- _What is expected_
Copy every line of the data that contains the string "Argentina".

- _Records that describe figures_

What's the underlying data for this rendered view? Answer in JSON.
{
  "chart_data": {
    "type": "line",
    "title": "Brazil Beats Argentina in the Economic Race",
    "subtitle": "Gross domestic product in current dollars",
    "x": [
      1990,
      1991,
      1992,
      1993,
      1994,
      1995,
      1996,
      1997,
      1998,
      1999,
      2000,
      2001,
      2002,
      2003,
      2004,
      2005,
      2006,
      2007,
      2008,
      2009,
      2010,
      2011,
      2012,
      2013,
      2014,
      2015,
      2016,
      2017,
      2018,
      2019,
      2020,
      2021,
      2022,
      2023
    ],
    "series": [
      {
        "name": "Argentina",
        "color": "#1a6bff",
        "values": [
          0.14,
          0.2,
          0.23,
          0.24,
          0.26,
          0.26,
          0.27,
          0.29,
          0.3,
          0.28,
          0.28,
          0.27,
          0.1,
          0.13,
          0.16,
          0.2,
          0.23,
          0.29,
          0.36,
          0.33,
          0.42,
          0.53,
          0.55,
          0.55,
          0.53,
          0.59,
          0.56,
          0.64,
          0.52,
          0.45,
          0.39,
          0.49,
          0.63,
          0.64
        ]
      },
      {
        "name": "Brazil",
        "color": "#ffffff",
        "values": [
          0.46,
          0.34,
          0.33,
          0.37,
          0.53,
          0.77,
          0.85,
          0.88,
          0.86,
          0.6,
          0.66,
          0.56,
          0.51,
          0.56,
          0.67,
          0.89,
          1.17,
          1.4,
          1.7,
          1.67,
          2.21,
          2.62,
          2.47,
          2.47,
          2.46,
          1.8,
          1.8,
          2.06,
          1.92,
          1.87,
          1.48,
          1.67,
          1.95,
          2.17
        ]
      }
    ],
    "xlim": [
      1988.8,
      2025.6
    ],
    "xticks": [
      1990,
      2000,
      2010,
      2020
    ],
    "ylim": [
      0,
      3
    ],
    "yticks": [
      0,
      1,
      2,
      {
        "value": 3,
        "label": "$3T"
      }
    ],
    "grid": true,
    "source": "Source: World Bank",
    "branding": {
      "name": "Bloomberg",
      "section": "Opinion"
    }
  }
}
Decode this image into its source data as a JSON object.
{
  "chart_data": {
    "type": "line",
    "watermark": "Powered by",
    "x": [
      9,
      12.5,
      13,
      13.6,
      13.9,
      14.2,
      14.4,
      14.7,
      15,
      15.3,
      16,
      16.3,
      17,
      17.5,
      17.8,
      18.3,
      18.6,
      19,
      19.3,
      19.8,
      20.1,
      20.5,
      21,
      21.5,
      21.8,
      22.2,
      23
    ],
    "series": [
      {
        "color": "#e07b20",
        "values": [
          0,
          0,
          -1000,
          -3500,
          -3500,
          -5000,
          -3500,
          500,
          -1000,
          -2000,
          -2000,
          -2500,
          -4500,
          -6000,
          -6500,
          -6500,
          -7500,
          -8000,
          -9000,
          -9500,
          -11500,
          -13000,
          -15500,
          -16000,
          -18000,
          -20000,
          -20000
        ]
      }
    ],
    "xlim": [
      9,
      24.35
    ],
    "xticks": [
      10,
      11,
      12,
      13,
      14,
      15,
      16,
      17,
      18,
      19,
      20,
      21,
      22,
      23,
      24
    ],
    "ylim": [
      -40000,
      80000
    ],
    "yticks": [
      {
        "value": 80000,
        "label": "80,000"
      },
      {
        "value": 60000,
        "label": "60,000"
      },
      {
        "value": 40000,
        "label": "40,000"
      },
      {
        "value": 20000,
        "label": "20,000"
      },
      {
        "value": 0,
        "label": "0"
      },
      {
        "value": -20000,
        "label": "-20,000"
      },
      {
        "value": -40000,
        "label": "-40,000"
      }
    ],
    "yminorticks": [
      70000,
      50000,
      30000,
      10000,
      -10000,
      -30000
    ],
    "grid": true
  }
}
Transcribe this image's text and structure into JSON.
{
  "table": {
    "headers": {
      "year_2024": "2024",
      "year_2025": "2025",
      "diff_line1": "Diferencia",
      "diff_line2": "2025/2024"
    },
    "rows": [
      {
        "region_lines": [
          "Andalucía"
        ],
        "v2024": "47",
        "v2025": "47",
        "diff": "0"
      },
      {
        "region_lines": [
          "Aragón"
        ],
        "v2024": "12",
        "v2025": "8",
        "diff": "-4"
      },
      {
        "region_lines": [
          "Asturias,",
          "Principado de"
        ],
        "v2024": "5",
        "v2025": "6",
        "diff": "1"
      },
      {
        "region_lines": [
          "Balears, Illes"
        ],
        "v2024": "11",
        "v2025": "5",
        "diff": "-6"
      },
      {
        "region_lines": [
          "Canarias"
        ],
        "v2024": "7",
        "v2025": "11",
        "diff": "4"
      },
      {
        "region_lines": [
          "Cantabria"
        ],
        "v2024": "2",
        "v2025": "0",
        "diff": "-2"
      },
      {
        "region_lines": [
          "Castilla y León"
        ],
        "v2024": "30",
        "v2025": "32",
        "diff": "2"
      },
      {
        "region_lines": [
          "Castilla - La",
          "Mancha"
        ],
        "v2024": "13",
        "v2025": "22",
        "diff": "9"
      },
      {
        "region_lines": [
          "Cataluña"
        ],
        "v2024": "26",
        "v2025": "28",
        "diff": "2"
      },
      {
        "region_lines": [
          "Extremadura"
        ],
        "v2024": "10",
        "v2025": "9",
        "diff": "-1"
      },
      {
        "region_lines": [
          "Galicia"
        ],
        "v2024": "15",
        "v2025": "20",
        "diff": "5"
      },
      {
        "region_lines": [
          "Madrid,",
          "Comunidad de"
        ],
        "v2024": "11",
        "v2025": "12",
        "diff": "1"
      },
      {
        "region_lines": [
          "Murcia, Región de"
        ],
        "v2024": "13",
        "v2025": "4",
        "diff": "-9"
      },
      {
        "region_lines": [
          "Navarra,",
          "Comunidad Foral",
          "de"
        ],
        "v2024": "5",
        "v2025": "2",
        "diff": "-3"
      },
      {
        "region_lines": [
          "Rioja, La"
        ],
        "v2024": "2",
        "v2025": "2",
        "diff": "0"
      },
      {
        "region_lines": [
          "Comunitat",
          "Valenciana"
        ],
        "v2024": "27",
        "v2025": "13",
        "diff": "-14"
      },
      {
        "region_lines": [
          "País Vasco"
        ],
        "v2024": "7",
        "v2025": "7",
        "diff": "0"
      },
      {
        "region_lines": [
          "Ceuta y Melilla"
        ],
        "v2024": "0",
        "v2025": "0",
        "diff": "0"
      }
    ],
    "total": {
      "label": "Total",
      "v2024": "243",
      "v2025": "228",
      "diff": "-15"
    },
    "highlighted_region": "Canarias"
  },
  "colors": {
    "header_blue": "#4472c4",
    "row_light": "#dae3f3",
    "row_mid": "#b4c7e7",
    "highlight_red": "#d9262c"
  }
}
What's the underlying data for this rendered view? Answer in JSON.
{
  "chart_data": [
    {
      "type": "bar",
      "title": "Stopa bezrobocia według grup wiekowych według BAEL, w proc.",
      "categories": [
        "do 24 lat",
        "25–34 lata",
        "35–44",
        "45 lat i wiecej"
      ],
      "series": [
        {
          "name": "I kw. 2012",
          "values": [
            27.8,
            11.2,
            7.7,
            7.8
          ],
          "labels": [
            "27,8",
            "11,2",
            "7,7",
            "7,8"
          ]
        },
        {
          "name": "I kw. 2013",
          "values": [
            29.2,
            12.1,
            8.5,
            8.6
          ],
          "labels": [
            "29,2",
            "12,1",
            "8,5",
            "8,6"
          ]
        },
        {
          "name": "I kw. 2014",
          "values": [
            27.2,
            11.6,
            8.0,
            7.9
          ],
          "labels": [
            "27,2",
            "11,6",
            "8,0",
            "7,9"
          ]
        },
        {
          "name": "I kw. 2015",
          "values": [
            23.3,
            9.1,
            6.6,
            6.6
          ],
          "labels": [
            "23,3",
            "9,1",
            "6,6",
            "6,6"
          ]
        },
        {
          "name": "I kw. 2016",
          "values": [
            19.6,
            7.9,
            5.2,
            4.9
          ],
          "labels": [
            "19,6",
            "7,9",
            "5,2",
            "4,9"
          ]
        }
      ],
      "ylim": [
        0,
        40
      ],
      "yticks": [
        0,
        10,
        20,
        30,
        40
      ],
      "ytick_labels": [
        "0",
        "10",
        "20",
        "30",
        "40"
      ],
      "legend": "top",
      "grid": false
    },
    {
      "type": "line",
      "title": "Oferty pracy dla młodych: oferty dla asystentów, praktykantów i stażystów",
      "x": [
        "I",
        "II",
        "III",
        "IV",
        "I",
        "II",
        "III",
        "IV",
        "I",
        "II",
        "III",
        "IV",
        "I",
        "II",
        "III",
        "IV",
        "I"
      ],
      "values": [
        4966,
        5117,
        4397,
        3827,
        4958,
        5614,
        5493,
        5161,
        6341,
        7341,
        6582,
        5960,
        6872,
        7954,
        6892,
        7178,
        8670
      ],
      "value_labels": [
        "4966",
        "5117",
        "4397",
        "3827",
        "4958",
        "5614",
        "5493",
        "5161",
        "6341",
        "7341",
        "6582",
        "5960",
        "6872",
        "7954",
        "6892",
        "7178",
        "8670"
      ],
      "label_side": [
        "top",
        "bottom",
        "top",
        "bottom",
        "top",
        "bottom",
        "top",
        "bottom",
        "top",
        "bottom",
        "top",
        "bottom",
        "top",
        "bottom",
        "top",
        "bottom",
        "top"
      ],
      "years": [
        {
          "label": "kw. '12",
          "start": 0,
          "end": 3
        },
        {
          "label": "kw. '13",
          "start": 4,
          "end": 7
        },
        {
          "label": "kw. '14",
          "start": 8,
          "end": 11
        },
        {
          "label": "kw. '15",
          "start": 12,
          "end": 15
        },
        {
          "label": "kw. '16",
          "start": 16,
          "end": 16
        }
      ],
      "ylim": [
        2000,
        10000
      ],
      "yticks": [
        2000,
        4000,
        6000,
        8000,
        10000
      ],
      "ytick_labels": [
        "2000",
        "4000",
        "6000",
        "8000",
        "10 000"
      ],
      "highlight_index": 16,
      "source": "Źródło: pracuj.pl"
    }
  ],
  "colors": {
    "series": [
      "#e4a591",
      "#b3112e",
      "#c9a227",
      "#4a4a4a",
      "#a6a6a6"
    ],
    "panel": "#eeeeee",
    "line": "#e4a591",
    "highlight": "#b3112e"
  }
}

- _Output of the exercise_
    "title": "Brazil Beats Argentina in the Economic Race",
        "name": "Argentina",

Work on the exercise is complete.